[Collection entries]
━━━━
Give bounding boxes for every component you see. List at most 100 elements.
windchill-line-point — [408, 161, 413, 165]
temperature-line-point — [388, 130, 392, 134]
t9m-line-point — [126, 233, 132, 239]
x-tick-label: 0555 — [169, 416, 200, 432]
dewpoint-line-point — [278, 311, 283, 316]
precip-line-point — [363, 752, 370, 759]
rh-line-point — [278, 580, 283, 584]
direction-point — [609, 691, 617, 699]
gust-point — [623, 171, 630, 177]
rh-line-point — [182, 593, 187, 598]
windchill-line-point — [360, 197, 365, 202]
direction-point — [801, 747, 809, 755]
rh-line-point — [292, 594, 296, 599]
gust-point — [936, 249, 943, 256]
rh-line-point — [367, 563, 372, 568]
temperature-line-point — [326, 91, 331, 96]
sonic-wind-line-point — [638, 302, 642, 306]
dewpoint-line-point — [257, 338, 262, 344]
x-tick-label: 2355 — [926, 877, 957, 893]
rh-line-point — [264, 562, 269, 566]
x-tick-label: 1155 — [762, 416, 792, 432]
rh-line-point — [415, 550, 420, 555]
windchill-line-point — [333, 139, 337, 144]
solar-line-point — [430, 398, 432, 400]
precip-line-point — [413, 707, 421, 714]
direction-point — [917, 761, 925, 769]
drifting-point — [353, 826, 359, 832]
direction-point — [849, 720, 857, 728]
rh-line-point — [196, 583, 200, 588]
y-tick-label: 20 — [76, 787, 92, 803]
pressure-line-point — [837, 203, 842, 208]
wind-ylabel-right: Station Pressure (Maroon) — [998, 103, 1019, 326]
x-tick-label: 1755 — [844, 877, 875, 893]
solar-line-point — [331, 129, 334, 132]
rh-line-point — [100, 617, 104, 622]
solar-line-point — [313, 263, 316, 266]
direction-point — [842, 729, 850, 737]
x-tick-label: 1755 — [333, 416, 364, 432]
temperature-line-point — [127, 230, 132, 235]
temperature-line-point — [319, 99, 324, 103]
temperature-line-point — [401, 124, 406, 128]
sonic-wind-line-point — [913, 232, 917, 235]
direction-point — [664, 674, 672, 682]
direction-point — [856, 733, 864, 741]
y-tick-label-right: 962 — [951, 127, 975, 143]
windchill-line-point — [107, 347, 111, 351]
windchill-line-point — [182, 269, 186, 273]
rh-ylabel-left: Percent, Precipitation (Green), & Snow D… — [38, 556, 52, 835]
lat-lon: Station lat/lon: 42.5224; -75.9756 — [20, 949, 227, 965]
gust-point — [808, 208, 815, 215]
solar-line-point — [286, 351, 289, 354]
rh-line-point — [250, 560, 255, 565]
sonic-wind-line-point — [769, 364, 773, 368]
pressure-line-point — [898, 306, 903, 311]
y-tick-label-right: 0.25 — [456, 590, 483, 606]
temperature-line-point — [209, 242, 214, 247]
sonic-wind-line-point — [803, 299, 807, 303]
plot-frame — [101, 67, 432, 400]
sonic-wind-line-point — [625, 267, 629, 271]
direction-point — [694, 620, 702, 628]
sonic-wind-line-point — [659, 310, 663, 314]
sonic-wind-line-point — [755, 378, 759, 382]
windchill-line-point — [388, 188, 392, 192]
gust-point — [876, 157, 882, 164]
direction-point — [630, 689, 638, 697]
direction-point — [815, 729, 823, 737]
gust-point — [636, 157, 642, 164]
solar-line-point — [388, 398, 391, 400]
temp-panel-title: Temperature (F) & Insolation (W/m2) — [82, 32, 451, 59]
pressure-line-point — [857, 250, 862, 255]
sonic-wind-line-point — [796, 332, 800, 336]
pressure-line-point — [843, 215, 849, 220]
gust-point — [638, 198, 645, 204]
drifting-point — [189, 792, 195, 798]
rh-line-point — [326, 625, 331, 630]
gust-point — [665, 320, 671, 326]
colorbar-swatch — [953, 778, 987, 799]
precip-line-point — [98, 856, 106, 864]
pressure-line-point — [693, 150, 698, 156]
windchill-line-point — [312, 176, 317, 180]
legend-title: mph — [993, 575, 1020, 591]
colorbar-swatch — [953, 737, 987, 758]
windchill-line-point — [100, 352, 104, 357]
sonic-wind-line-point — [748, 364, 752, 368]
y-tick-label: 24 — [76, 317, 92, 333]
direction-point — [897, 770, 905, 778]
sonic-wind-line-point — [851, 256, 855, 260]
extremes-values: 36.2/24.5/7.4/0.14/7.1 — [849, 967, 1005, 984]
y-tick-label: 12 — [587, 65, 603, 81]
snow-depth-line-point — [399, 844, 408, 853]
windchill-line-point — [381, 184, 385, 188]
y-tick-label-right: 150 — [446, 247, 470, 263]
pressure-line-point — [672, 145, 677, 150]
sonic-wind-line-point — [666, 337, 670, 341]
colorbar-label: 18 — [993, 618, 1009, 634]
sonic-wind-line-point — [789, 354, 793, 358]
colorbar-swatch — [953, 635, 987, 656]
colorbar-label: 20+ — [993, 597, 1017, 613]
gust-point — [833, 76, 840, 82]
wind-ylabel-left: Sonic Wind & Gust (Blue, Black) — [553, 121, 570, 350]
━━━━
Exercise prompt:
Copy the records verbatim from their beginning through the line containing "rh-ylabel-left: Percent, Precipitation", including that line.

Written answer:
Give bounding boxes for every component you see. List at most 100 elements.
windchill-line-point — [408, 161, 413, 165]
temperature-line-point — [388, 130, 392, 134]
t9m-line-point — [126, 233, 132, 239]
x-tick-label: 0555 — [169, 416, 200, 432]
dewpoint-line-point — [278, 311, 283, 316]
precip-line-point — [363, 752, 370, 759]
rh-line-point — [278, 580, 283, 584]
direction-point — [609, 691, 617, 699]
gust-point — [623, 171, 630, 177]
rh-line-point — [182, 593, 187, 598]
windchill-line-point — [360, 197, 365, 202]
direction-point — [801, 747, 809, 755]
rh-line-point — [292, 594, 296, 599]
gust-point — [936, 249, 943, 256]
rh-line-point — [367, 563, 372, 568]
temperature-line-point — [326, 91, 331, 96]
sonic-wind-line-point — [638, 302, 642, 306]
dewpoint-line-point — [257, 338, 262, 344]
x-tick-label: 2355 — [926, 877, 957, 893]
rh-line-point — [264, 562, 269, 566]
x-tick-label: 1155 — [762, 416, 792, 432]
rh-line-point — [415, 550, 420, 555]
windchill-line-point — [333, 139, 337, 144]
solar-line-point — [430, 398, 432, 400]
precip-line-point — [413, 707, 421, 714]
direction-point — [917, 761, 925, 769]
drifting-point — [353, 826, 359, 832]
direction-point — [849, 720, 857, 728]
rh-line-point — [196, 583, 200, 588]
y-tick-label: 20 — [76, 787, 92, 803]
pressure-line-point — [837, 203, 842, 208]
wind-ylabel-right: Station Pressure (Maroon) — [998, 103, 1019, 326]
x-tick-label: 1755 — [844, 877, 875, 893]
solar-line-point — [331, 129, 334, 132]
rh-line-point — [100, 617, 104, 622]
solar-line-point — [313, 263, 316, 266]
direction-point — [842, 729, 850, 737]
x-tick-label: 1755 — [333, 416, 364, 432]
temperature-line-point — [127, 230, 132, 235]
temperature-line-point — [319, 99, 324, 103]
temperature-line-point — [401, 124, 406, 128]
sonic-wind-line-point — [913, 232, 917, 235]
direction-point — [664, 674, 672, 682]
direction-point — [856, 733, 864, 741]
y-tick-label-right: 962 — [951, 127, 975, 143]
windchill-line-point — [107, 347, 111, 351]
windchill-line-point — [182, 269, 186, 273]
rh-ylabel-left: Percent, Precipitation (Green), & Snow D… — [38, 556, 52, 835]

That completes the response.